Extracted records –

----

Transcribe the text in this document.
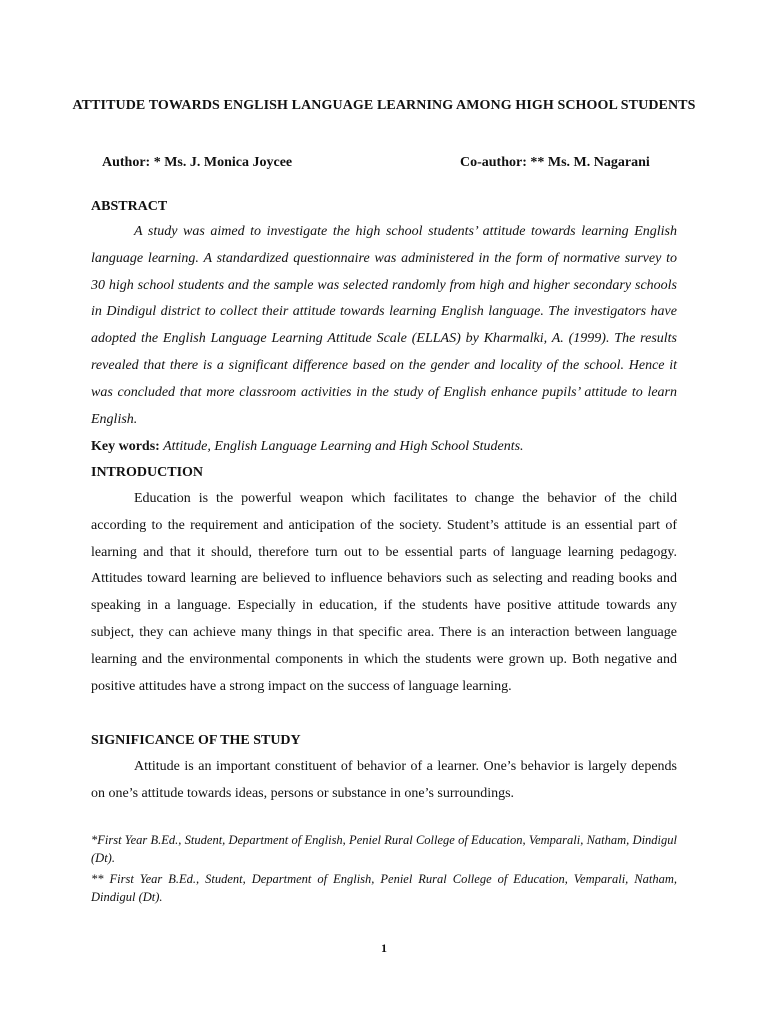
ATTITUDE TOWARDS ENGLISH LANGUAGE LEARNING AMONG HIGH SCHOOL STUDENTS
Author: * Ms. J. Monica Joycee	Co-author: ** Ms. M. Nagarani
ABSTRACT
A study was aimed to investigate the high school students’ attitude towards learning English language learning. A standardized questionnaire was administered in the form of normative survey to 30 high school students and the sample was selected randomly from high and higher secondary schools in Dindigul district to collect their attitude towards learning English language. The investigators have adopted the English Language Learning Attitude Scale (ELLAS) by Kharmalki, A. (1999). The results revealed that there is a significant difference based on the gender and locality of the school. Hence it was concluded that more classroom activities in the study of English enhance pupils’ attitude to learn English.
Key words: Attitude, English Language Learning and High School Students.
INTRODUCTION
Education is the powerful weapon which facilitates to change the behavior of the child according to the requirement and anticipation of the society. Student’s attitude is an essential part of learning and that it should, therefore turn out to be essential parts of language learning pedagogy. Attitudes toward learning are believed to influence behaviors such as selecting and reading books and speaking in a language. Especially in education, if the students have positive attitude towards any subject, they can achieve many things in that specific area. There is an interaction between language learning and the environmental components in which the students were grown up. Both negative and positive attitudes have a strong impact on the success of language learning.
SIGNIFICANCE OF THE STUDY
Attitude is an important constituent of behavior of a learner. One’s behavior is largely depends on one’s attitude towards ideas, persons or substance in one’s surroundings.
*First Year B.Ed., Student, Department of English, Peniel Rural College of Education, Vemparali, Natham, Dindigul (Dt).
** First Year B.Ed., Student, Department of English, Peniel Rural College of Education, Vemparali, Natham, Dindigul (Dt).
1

----

What you need to do –
The entries above are to be returned exactly, without their pictures.

Task result –
Transcribe the text in this document.
ATTITUDE TOWARDS ENGLISH LANGUAGE LEARNING AMONG HIGH SCHOOL STUDENTS
Author: * Ms. J. Monica Joycee	Co-author: ** Ms. M. Nagarani
ABSTRACT
A study was aimed to investigate the high school students’ attitude towards learning English language learning. A standardized questionnaire was administered in the form of normative survey to 30 high school students and the sample was selected randomly from high and higher secondary schools in Dindigul district to collect their attitude towards learning English language. The investigators have adopted the English Language Learning Attitude Scale (ELLAS) by Kharmalki, A. (1999). The results revealed that there is a significant difference based on the gender and locality of the school. Hence it was concluded that more classroom activities in the study of English enhance pupils’ attitude to learn English.
Key words: Attitude, English Language Learning and High School Students.
INTRODUCTION
Education is the powerful weapon which facilitates to change the behavior of the child according to the requirement and anticipation of the society. Student’s attitude is an essential part of learning and that it should, therefore turn out to be essential parts of language learning pedagogy. Attitudes toward learning are believed to influence behaviors such as selecting and reading books and speaking in a language. Especially in education, if the students have positive attitude towards any subject, they can achieve many things in that specific area. There is an interaction between language learning and the environmental components in which the students were grown up. Both negative and positive attitudes have a strong impact on the success of language learning.
SIGNIFICANCE OF THE STUDY
Attitude is an important constituent of behavior of a learner. One’s behavior is largely depends on one’s attitude towards ideas, persons or substance in one’s surroundings.
*First Year B.Ed., Student, Department of English, Peniel Rural College of Education, Vemparali, Natham, Dindigul (Dt).
** First Year B.Ed., Student, Department of English, Peniel Rural College of Education, Vemparali, Natham, Dindigul (Dt).
1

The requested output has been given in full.